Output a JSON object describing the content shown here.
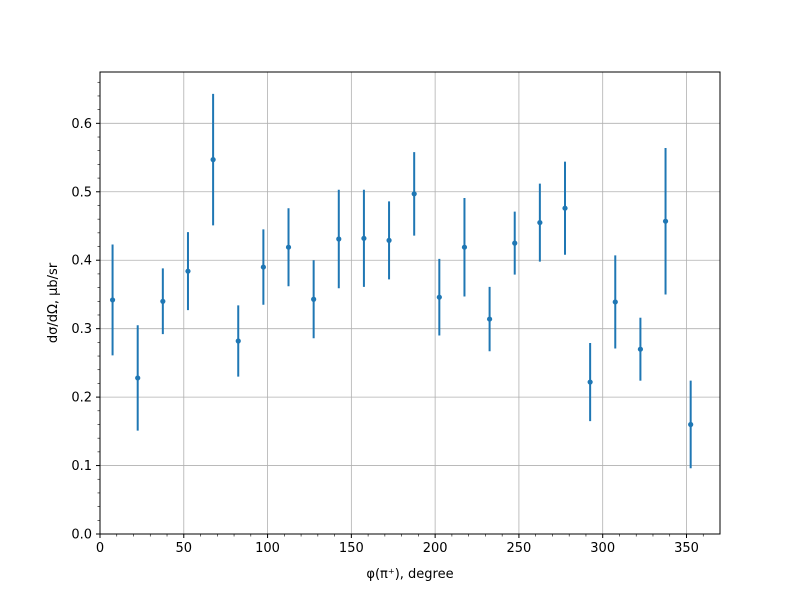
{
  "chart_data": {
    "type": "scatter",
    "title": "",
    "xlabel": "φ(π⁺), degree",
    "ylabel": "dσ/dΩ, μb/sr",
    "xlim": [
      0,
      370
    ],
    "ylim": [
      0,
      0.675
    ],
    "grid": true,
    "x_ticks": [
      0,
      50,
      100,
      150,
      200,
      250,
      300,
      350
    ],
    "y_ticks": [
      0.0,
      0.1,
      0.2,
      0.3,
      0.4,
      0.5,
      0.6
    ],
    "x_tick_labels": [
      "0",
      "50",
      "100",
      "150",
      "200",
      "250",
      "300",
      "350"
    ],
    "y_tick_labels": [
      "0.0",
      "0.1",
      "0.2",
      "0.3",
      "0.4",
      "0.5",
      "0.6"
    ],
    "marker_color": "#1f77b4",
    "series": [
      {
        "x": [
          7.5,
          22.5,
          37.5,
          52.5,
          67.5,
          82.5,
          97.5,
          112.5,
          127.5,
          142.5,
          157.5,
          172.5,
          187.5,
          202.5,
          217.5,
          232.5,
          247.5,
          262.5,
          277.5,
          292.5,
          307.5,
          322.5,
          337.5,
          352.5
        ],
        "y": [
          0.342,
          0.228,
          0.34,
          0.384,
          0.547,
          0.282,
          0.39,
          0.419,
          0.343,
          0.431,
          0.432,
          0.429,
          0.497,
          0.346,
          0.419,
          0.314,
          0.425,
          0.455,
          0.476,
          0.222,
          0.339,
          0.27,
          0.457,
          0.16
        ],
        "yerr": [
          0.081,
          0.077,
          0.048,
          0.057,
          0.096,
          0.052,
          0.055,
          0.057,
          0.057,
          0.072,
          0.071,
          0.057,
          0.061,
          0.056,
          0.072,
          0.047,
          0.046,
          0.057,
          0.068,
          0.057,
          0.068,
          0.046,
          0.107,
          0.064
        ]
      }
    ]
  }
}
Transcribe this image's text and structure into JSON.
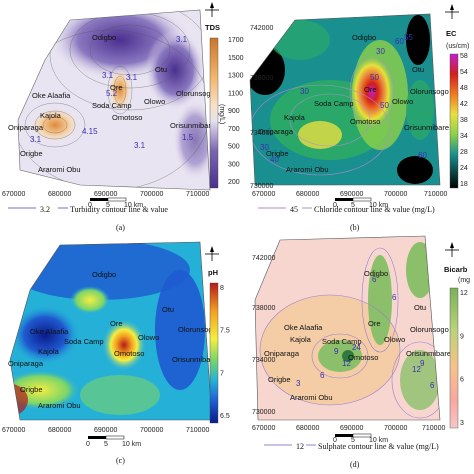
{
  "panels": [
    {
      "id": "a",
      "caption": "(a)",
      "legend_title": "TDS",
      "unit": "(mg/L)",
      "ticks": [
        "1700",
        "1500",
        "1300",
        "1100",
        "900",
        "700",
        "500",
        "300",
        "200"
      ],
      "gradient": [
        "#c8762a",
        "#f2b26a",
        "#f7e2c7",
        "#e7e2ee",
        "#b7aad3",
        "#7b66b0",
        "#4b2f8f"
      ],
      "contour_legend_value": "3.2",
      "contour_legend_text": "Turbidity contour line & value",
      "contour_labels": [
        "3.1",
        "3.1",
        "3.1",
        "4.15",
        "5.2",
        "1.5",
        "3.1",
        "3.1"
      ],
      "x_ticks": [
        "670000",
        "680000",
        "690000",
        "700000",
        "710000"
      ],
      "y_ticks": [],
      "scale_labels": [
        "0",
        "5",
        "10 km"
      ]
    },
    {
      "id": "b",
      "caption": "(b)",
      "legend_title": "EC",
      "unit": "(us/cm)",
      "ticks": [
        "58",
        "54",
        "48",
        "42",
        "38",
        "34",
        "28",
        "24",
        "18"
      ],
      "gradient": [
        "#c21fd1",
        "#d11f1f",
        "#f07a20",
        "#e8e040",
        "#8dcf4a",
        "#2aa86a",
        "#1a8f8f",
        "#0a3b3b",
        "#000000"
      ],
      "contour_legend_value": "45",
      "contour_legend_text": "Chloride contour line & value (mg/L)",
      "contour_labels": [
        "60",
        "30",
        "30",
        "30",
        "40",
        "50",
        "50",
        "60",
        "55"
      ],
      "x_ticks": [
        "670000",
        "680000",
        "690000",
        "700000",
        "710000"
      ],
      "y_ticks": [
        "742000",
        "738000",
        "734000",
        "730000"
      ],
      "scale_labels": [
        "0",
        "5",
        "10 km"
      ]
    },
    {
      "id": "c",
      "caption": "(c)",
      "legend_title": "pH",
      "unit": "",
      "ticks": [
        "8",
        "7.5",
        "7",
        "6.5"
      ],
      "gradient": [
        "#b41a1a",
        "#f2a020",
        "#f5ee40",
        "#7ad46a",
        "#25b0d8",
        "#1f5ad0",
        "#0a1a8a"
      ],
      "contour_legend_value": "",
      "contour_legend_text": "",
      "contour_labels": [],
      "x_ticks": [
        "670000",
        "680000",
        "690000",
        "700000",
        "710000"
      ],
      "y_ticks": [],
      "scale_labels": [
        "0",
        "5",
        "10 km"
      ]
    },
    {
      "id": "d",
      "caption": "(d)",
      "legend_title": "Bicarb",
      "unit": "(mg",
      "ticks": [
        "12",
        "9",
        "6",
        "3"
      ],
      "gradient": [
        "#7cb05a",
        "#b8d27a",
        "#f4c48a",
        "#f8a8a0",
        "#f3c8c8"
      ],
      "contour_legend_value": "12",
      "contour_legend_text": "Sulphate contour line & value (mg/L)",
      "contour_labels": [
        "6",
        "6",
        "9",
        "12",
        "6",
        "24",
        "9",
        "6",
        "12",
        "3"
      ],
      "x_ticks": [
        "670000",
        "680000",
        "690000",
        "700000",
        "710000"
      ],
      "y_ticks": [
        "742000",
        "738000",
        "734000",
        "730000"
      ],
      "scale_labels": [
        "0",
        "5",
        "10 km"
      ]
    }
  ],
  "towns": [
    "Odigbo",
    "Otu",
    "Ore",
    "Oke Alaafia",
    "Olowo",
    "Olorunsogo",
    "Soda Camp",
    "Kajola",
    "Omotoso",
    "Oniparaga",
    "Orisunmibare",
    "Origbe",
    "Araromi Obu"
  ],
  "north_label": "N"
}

----

Where a line of the material above holds the string "caption", copy that line.

      "caption": "(a)",
      "caption": "(b)",
      "caption": "(c)",
      "caption": "(d)",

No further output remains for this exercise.